═════ Given information ═════

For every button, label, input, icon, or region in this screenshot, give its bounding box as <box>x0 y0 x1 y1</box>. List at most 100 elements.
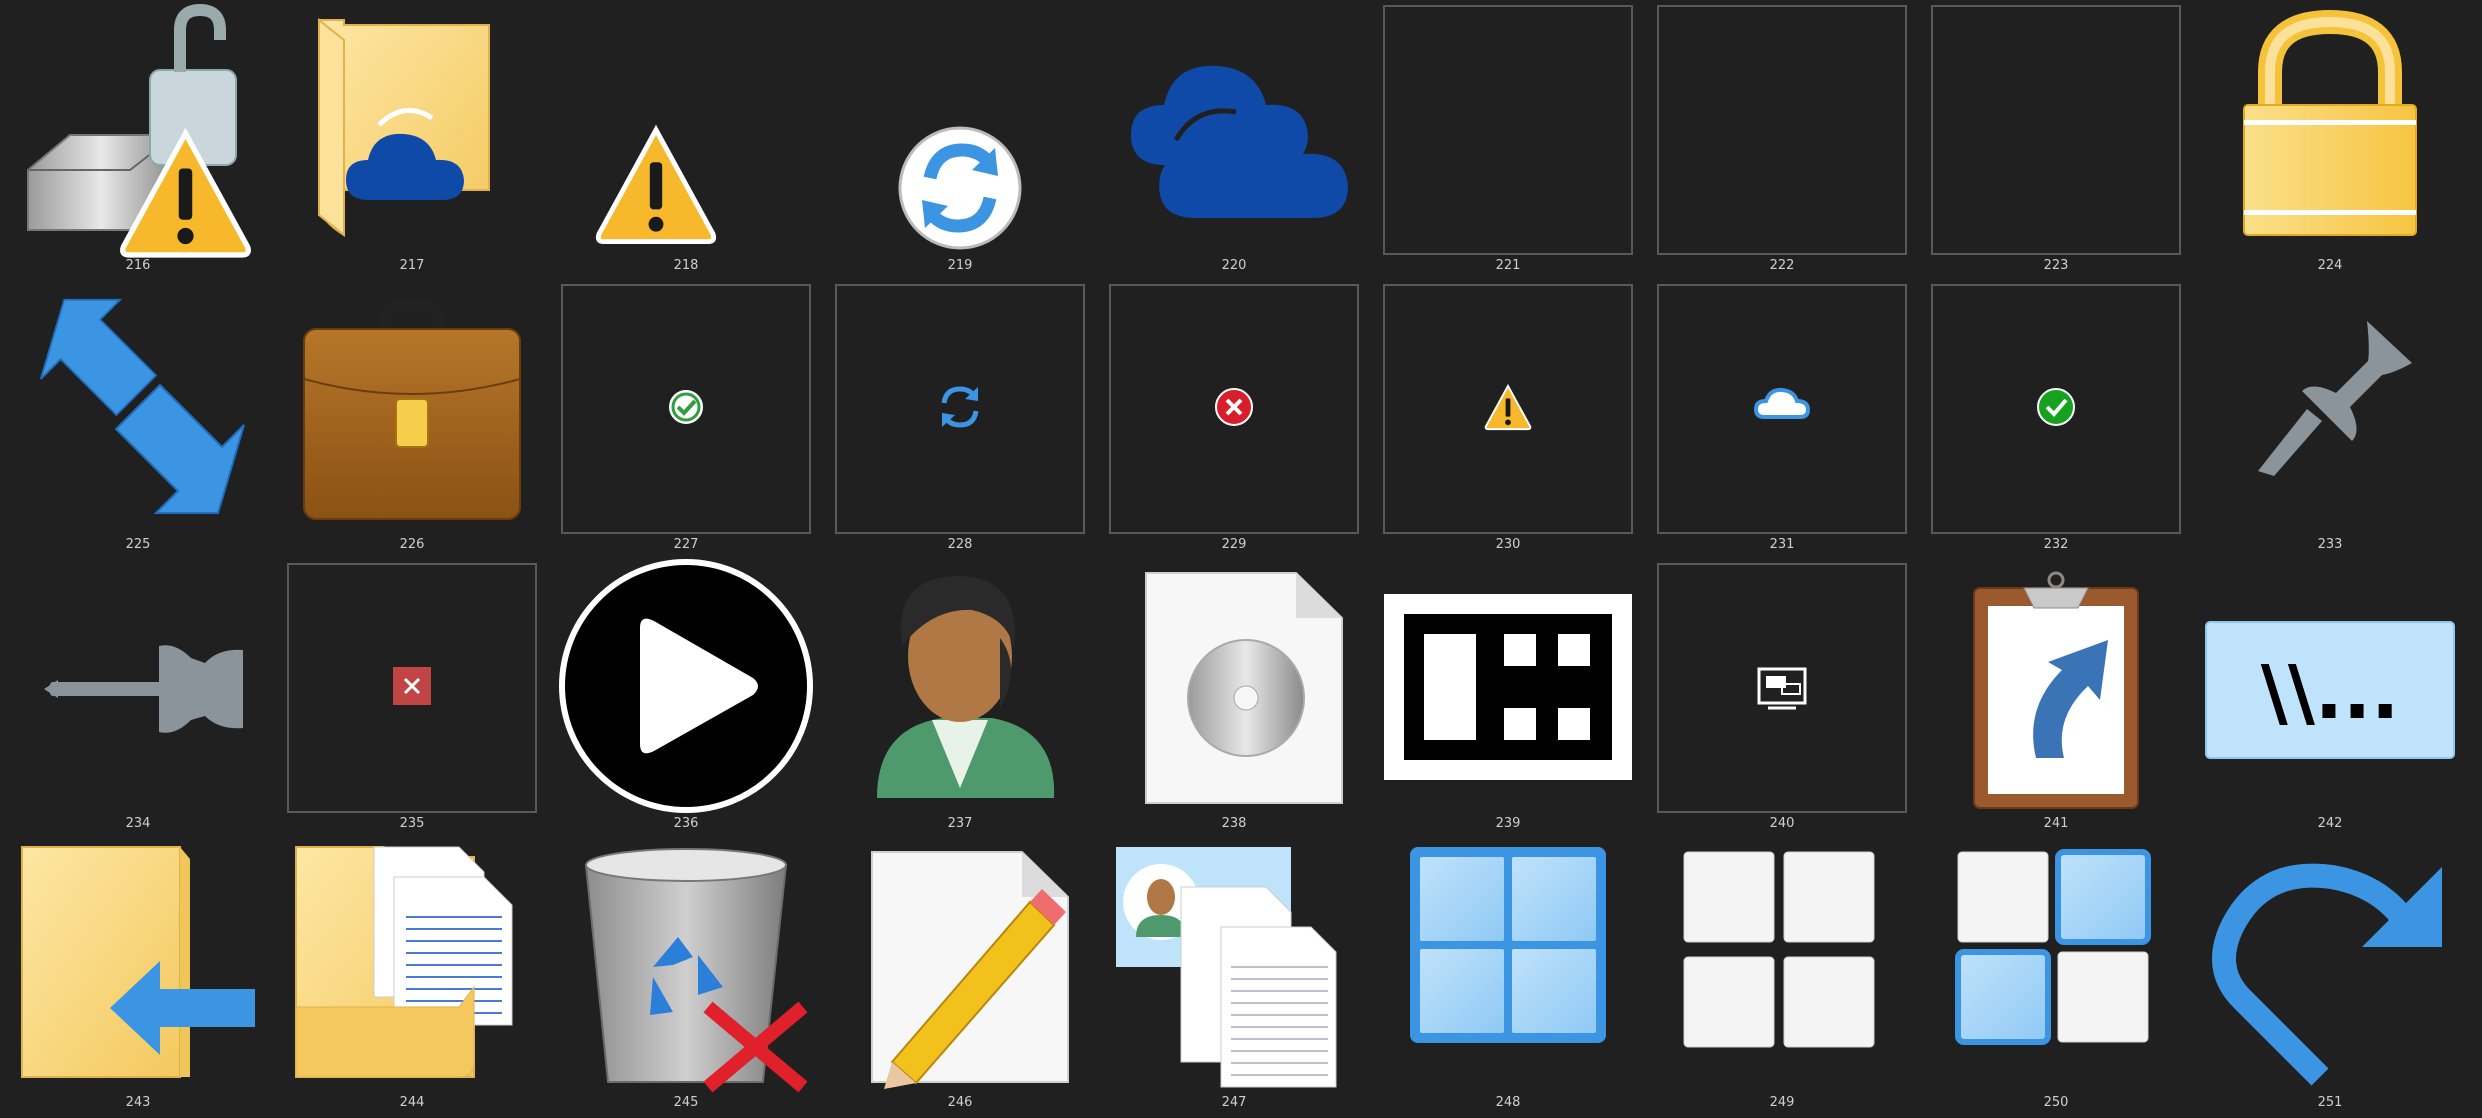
icon-cell[interactable]: 220 <box>1106 0 1380 279</box>
icon-cell[interactable]: 223 <box>1928 0 2202 279</box>
onedrive-folder-icon <box>318 17 490 238</box>
icon-cell[interactable]: 222 <box>1654 0 1928 279</box>
icon-number-label: 232 <box>2043 537 2069 552</box>
icon-cell[interactable]: 236 <box>558 558 832 837</box>
icon-cell[interactable]: 216 <box>10 0 284 279</box>
sync-overlay-icon <box>941 386 979 428</box>
icon-cell[interactable]: 228 <box>832 279 1106 558</box>
icon-number-label: 220 <box>1221 258 1247 273</box>
icon-number-label: 218 <box>673 258 699 273</box>
icon-number-label: 244 <box>399 1095 425 1110</box>
icon-cell[interactable]: 231 <box>1654 279 1928 558</box>
icon-cell[interactable]: 239 <box>1380 558 1654 837</box>
network-path-text: \\... <box>2261 650 2399 736</box>
icon-cell[interactable]: 225 <box>10 279 284 558</box>
icon-cell[interactable]: 226 <box>284 279 558 558</box>
icon-cell[interactable]: 233 <box>2202 279 2476 558</box>
red-x-overlay-icon <box>393 667 431 705</box>
icon-number-label: 246 <box>947 1095 973 1110</box>
icon-number-label: 239 <box>1495 816 1521 831</box>
contact-documents-icon <box>1116 847 1337 1088</box>
tile-layout-icon <box>1384 594 1632 780</box>
icon-number-label: 250 <box>2043 1095 2069 1110</box>
onedrive-cloud-icon <box>1131 65 1348 218</box>
icon-cell[interactable]: 240 <box>1654 558 1928 837</box>
icon-cell[interactable]: 234 <box>10 558 284 837</box>
unpin-icon <box>44 645 243 733</box>
unlocked-drive-warning-icon <box>27 3 251 258</box>
error-overlay-icon <box>1215 388 1253 426</box>
warning-triangle-icon <box>595 124 717 245</box>
icon-cell[interactable]: 217 <box>284 0 558 279</box>
briefcase-icon <box>303 300 521 520</box>
clipboard-shortcut-icon <box>1973 571 2139 809</box>
icon-number-label: 221 <box>1495 258 1521 273</box>
icon-cell[interactable]: 221 <box>1380 0 1654 279</box>
icon-cell[interactable]: 237 <box>832 558 1106 837</box>
icon-cell[interactable]: \\... 242 <box>2202 558 2476 837</box>
icon-number-label: 233 <box>2317 537 2343 552</box>
icon-number-label: 240 <box>1769 816 1795 831</box>
icon-number-label: 234 <box>125 816 151 831</box>
icon-number-label: 224 <box>2317 258 2343 273</box>
start-tiles-mixed-icon <box>1955 849 2151 1045</box>
sync-circle-icon <box>898 126 1022 250</box>
icon-cell[interactable]: 238 <box>1106 558 1380 837</box>
icon-number-label: 230 <box>1495 537 1521 552</box>
compress-arrows-icon <box>39 298 245 514</box>
icon-cell[interactable]: 224 <box>2202 0 2476 279</box>
icon-number-label: 237 <box>947 816 973 831</box>
icon-number-label: 241 <box>2043 816 2069 831</box>
icon-number-label: 216 <box>125 258 151 273</box>
blank-overlay-icon <box>1654 0 1910 256</box>
icon-cell[interactable]: 218 <box>558 0 832 279</box>
icon-number-label: 236 <box>673 816 699 831</box>
icon-cell[interactable]: 235 <box>284 558 558 837</box>
icon-number-label: 235 <box>399 816 425 831</box>
icon-number-label: 249 <box>1769 1095 1795 1110</box>
icon-number-label: 238 <box>1221 816 1247 831</box>
icon-number-label: 226 <box>399 537 425 552</box>
icon-number-label: 251 <box>2317 1095 2343 1110</box>
redo-arrow-icon <box>2212 863 2442 1086</box>
folder-documents-icon <box>295 846 513 1078</box>
icon-number-label: 225 <box>125 537 151 552</box>
icon-cell[interactable]: 232 <box>1928 279 2202 558</box>
blank-overlay-icon <box>1928 0 2184 256</box>
icon-cell[interactable]: 251 <box>2202 837 2476 1116</box>
disc-image-file-icon <box>1145 572 1343 804</box>
user-avatar-icon <box>877 576 1055 798</box>
icon-number-label: 242 <box>2317 816 2343 831</box>
document-edit-icon <box>871 851 1069 1089</box>
icon-cell[interactable]: 248 <box>1380 837 1654 1116</box>
blank-overlay-icon <box>1380 0 1636 256</box>
icon-number-label: 217 <box>399 258 425 273</box>
icon-number-label: 247 <box>1221 1095 1247 1110</box>
icon-cell[interactable]: 249 <box>1654 837 1928 1116</box>
icon-cell[interactable]: 247 <box>1106 837 1380 1116</box>
icon-cell[interactable]: 219 <box>832 0 1106 279</box>
recycle-bin-delete-icon <box>584 848 808 1093</box>
icon-number-label: 231 <box>1769 537 1795 552</box>
cloud-overlay-icon <box>1753 387 1811 419</box>
icon-cell[interactable]: 246 <box>832 837 1106 1116</box>
icon-number-label: 222 <box>1769 258 1795 273</box>
icon-cell[interactable]: 245 <box>558 837 832 1116</box>
icon-cell[interactable]: 250 <box>1928 837 2202 1116</box>
folder-back-arrow-icon <box>21 846 255 1078</box>
pin-icon <box>2258 321 2412 476</box>
icon-number-label: 227 <box>673 537 699 552</box>
icon-cell[interactable]: 230 <box>1380 279 1654 558</box>
icon-number-label: 248 <box>1495 1095 1521 1110</box>
icon-grid: 216 217 218 219 220 221 222 223 224 225 226 227 228 2… <box>0 0 2482 1118</box>
icon-cell[interactable]: 241 <box>1928 558 2202 837</box>
start-tiles-white-icon <box>1683 851 1875 1048</box>
icon-cell[interactable]: 244 <box>284 837 558 1116</box>
icon-cell[interactable]: 243 <box>10 837 284 1116</box>
green-check-overlay-icon <box>2037 388 2075 426</box>
icon-cell[interactable]: 227 <box>558 279 832 558</box>
padlock-icon <box>2243 9 2417 236</box>
icon-number-label: 219 <box>947 258 973 273</box>
icon-cell[interactable]: 229 <box>1106 279 1380 558</box>
icon-number-label: 228 <box>947 537 973 552</box>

═════

Work to complete: State how many lines in the data above contain the string "cloud". Reply with the number alone.

Response to this task: 2